◆ Goal
Retype the segment of the radio transcript that begins at the words "It says that" and stops after "for joining us.".

◆ Provided passage
* Start *
I'm Michel Martin and this is TELL ME MORE from NPR News. We're going to start the program today talking about the National Urban League's annual report - The State of Black America.

It says that black and Latino people are still feeling the effects of the great recession, especially in their pocketbooks. The Urban League report is called "One Nation Underemployed: Jobs Rebuild America." The president of the organization, Marc Morial, is with us now. Welcome back to the program. Thanks for joining us.

MARC MORIAL: Thank you for having me.

MARTIN: And for additional perspective, we've called Spencer Overton. He is interim president of the Joint Center for Political and Economic Studies. That's a research and policy organization that focuses on people of color. And he's back with us as well. Welcome back to you.


MARTIN: Thank you so much for joining us, Professor Overton. So, Marc Morial, the report is titled "One Nation Underemployed." Why do you focus on underemployment? And I mean, one of the issues we've been reporting on quite extensively in recent years is that the unemployment rate for African-Americans and Latinos has been consistently high. So why are you focusing on underemployment?

MORIAL: Underemployment is sort of a component of the economic challenges we face. So underemployment means a person may be working but - for example, they may be in a full-time job, but want to work in a - or maybe in a part-time job - may want to work in a full-time job. Or they're working, as a woman I recently met, as a cashier at a grocery store, happy to be employed, but qualified to - and spent 24 years as a teacher. So this underemployment problem is not fully captured by simply looking at the joblessness rate or the unemployment rate. And we think it is something that is part of the picture of the recovery since the great recession.

MARTIN: One of the other things that the report has done consistently - now the Urban League has published this report since 1976 - but in the last few years, you've also focused on something called the equality index, where you evaluate how African-Americans and more recently Latinos are doing economically relative to whites. And one of the things that you found - I'm going to quote here - that the gap, the wealth gap, between blacks and whites has actually grown in recent years. Talk a little bit about that.
* End *
(Data entries)
* Start *
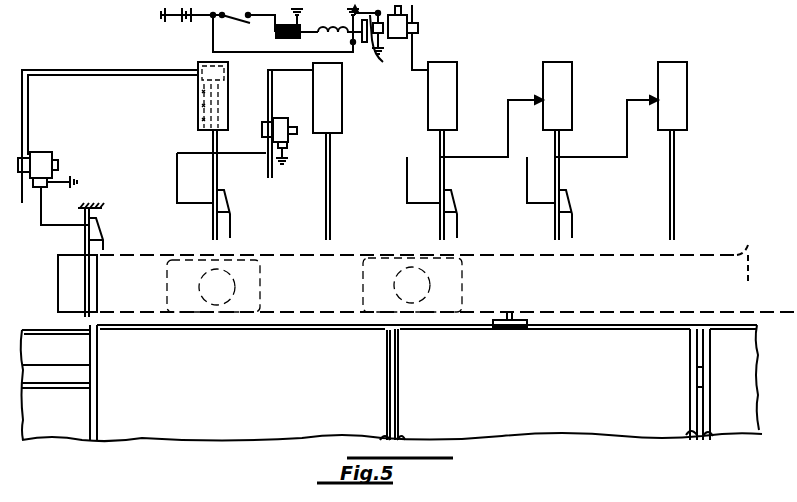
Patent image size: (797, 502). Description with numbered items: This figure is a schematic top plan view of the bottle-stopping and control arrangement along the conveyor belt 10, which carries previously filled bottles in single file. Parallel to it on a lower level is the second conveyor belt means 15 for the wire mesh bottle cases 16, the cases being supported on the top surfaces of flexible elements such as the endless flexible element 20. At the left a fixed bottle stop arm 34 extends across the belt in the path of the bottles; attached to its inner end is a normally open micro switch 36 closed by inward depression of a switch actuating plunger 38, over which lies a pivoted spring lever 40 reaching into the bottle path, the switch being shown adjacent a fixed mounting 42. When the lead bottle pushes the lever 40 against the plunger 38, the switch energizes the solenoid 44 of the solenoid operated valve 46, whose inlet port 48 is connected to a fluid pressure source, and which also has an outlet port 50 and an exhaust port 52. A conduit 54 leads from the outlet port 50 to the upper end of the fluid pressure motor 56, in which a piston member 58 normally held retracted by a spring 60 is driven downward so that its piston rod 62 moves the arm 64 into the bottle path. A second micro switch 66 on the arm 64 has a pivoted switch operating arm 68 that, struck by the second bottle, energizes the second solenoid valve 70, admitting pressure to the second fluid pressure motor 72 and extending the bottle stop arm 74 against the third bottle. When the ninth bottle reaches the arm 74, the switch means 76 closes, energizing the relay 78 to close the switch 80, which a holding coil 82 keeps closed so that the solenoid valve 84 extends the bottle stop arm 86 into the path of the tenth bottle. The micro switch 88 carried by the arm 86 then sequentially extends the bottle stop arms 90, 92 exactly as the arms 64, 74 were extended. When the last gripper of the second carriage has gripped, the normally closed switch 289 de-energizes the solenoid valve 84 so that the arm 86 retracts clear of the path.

The conveyor belt 10 is at (748, 246).
The second conveyor belt means 15 is at (63, 448).
The bottle cases 16 is at (180, 432).
The endless flexible element 20 is at (55, 374).
The fixed bottle stop arm 34 is at (89, 281).
The micro switch 36 is at (85, 241).
The switch actuating plunger 38 is at (100, 228).
The pivoted spring lever 40 is at (103, 242).
The fixed mount 42 is at (100, 215).
The solenoid 44 is at (48, 181).
The solenoid operated valve 46 is at (42, 152).
The inlet port 48 is at (22, 178).
The outlet port 50 is at (20, 160).
The exhaust port 52 is at (58, 165).
The conduit 54 is at (106, 72).
The fluid pressure motor 56 is at (198, 78).
The piston member 58 is at (224, 78).
The spring 60 is at (228, 97).
The piston rod 62 is at (217, 143).
The arm 64 is at (213, 218).
The second micro switch 66 is at (223, 192).
The pivoted switch operating arm 68 is at (231, 213).
The second solenoid valve 70 is at (290, 112).
The second fluid pressure motor 72 is at (342, 110).
The bottle stop arm 74 is at (326, 230).
The switch means 76 is at (235, 18).
The relay 78 is at (276, 31).
The switch 80 is at (369, 43).
The holding coil 82 is at (352, 21).
The solenoid valve 84 is at (413, 15).
The bottle stop arm 86 is at (440, 227).
The micro switch 88 is at (457, 226).
The bottle stop arm 90 is at (555, 227).
The bottle stop arm 92 is at (670, 226).
The normally closed switch 289 is at (381, 54).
* End *
◆ The response
It says that black and Latino people are still feeling the effects of the great recession, especially in their pocketbooks. The Urban League report is called "One Nation Underemployed: Jobs Rebuild America." The president of the organization, Marc Morial, is with us now. Welcome back to the program. Thanks for joining us.